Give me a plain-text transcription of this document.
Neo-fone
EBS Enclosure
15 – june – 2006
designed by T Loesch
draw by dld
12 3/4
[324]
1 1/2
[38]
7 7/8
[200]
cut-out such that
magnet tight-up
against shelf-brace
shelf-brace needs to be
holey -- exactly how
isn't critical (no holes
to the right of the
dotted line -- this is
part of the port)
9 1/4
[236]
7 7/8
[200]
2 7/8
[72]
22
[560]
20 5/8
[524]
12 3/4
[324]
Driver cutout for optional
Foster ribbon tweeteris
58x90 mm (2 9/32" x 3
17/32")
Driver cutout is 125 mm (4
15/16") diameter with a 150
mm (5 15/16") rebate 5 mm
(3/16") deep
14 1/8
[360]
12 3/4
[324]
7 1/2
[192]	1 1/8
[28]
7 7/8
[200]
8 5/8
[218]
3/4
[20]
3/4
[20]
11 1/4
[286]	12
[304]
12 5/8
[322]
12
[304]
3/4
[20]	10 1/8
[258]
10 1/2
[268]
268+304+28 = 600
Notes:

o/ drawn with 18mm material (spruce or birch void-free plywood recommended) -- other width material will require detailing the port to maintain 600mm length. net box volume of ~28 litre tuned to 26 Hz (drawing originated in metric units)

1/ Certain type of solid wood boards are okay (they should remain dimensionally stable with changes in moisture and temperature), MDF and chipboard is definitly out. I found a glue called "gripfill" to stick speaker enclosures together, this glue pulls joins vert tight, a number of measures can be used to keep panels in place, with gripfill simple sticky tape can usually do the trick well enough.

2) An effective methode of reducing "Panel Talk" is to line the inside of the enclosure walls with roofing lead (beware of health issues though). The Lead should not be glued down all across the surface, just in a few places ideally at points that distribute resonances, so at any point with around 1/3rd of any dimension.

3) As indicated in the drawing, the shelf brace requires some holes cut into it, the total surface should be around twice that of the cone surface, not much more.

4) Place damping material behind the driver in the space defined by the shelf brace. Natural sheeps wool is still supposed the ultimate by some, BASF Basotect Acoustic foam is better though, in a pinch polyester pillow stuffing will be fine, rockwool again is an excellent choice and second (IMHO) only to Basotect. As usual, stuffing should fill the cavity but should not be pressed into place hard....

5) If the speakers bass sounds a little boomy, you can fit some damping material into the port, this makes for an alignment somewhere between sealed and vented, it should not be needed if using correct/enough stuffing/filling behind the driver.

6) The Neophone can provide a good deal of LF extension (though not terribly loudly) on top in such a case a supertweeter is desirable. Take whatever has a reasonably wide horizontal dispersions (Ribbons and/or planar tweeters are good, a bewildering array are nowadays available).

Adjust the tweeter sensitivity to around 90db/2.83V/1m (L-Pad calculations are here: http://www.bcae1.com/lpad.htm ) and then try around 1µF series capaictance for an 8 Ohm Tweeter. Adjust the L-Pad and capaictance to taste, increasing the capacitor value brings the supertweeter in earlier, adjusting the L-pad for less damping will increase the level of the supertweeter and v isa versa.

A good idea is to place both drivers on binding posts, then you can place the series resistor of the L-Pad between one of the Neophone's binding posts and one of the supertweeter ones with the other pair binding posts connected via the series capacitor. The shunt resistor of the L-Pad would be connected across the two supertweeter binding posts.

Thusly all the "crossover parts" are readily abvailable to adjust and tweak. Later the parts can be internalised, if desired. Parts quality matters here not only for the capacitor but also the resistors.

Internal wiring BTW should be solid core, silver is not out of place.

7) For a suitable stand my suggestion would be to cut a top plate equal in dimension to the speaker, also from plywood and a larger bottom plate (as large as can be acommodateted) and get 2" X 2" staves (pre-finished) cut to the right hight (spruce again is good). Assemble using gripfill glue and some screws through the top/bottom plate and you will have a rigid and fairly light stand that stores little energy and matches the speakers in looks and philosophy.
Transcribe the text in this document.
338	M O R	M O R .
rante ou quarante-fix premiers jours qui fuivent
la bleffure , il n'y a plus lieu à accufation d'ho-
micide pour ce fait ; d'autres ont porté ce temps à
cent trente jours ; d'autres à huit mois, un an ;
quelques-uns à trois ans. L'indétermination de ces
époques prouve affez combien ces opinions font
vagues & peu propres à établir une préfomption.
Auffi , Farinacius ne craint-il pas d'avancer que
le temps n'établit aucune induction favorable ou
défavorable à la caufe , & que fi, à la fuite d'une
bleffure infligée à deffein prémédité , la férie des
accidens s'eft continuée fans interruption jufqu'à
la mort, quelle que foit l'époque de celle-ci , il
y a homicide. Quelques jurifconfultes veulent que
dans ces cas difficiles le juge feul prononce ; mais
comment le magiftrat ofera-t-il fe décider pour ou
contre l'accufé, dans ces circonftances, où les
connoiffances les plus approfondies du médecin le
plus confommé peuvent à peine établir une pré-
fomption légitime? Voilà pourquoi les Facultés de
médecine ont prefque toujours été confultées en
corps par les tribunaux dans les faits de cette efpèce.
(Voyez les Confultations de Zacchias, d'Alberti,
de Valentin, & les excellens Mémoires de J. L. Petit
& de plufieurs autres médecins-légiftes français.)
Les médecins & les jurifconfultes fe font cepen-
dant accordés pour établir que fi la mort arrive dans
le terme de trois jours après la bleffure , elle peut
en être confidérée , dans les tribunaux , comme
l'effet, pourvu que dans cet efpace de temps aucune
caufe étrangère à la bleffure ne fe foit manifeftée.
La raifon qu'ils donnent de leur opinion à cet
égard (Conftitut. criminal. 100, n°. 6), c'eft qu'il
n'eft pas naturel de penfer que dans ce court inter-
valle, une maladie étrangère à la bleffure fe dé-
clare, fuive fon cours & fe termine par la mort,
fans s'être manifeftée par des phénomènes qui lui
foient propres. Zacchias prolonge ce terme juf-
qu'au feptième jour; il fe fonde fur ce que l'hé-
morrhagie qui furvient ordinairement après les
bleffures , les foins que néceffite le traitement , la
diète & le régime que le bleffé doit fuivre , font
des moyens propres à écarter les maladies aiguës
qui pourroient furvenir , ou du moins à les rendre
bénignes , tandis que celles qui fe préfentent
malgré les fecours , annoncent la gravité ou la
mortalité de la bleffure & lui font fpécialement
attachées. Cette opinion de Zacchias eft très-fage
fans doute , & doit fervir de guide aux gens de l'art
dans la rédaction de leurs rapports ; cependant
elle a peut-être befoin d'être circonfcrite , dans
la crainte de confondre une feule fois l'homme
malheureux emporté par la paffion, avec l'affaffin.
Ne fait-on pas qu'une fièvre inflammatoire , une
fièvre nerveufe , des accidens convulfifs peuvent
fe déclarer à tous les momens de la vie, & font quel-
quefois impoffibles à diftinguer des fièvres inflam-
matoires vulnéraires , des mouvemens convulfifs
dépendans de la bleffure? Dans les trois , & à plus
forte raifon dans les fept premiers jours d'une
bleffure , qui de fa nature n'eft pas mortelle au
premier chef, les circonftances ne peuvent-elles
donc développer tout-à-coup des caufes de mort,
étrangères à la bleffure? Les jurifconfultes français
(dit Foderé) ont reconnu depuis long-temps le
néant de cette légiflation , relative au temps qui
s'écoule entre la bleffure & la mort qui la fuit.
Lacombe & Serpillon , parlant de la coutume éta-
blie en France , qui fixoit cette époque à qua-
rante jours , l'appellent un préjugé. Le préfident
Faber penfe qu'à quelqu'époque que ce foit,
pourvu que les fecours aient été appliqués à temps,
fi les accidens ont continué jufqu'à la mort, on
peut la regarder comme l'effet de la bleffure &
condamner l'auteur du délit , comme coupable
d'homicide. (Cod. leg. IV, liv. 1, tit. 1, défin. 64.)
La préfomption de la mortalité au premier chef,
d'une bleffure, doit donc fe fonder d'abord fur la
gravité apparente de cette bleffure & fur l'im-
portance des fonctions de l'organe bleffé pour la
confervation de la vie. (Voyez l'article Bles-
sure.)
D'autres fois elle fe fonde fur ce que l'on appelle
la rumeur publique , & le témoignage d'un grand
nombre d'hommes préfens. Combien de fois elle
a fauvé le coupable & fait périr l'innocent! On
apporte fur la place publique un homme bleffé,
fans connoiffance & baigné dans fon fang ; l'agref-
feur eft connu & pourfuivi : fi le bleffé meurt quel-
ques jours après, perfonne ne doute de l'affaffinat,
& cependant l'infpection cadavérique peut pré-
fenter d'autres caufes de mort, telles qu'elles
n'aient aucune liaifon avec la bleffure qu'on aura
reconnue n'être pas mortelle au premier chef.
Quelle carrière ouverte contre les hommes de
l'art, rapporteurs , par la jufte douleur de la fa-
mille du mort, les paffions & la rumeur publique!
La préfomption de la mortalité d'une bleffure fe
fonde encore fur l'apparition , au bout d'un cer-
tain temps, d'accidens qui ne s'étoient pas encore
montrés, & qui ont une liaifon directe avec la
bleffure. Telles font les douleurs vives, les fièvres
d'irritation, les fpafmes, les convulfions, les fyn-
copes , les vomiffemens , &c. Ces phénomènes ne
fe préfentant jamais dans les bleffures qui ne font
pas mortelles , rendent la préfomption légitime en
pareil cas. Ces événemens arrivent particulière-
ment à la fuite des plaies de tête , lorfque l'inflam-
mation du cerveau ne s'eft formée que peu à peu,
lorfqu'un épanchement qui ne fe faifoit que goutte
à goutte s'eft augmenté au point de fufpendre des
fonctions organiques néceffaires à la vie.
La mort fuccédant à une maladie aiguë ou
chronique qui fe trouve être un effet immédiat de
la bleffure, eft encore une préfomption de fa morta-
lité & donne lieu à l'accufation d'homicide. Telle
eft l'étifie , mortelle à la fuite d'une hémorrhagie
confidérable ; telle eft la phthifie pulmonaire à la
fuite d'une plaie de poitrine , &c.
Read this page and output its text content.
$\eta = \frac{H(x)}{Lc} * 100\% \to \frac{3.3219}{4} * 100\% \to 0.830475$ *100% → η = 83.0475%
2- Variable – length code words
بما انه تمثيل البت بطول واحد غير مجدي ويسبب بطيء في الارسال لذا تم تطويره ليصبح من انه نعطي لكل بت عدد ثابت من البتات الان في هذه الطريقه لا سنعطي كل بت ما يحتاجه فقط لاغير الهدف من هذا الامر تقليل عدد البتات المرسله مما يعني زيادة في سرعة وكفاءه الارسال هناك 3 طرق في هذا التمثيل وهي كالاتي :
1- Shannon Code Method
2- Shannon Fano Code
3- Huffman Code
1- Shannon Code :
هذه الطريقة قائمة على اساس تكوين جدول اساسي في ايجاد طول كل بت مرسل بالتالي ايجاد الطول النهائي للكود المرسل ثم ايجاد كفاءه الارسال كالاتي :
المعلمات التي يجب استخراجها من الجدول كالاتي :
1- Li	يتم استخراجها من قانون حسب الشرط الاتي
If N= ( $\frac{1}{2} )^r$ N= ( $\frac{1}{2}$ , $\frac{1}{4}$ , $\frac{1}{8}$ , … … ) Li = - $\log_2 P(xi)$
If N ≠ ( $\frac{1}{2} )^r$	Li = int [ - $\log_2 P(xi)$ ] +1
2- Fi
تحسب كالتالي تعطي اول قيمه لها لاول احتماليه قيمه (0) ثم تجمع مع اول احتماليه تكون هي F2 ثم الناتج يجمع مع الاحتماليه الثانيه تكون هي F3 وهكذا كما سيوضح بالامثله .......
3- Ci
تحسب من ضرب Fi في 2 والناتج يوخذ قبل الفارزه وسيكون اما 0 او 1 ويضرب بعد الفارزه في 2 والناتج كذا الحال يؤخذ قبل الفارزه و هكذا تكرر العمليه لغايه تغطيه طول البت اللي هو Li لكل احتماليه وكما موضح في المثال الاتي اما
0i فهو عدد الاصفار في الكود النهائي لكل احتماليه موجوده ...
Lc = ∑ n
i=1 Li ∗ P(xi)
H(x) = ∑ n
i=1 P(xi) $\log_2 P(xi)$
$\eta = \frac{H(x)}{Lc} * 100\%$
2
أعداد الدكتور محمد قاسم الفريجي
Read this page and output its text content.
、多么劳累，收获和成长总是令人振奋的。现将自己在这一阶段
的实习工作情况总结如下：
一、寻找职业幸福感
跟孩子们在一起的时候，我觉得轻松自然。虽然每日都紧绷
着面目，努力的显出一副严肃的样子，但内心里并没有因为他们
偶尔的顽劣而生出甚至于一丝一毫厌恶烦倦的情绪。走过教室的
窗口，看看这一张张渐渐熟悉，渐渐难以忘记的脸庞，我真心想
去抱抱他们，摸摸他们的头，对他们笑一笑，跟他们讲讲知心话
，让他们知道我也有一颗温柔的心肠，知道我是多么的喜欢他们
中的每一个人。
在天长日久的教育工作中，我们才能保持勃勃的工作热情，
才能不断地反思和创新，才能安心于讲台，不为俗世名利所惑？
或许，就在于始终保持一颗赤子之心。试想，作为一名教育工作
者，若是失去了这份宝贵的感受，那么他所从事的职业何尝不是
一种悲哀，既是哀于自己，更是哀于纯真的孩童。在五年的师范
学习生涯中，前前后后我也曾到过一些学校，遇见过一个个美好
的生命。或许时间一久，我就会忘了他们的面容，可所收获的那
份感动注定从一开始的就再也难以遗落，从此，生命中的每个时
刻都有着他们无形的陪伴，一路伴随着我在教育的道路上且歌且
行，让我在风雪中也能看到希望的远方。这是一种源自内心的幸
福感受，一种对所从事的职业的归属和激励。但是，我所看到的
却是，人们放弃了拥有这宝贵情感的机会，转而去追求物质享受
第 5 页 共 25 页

◆ ◆ ◆

Pull every line containing the word "caufes" out of the material.

Output:
donc développer tout-à-coup des caufes de mort,
fenter d'autres caufes de mort, telles qu'elles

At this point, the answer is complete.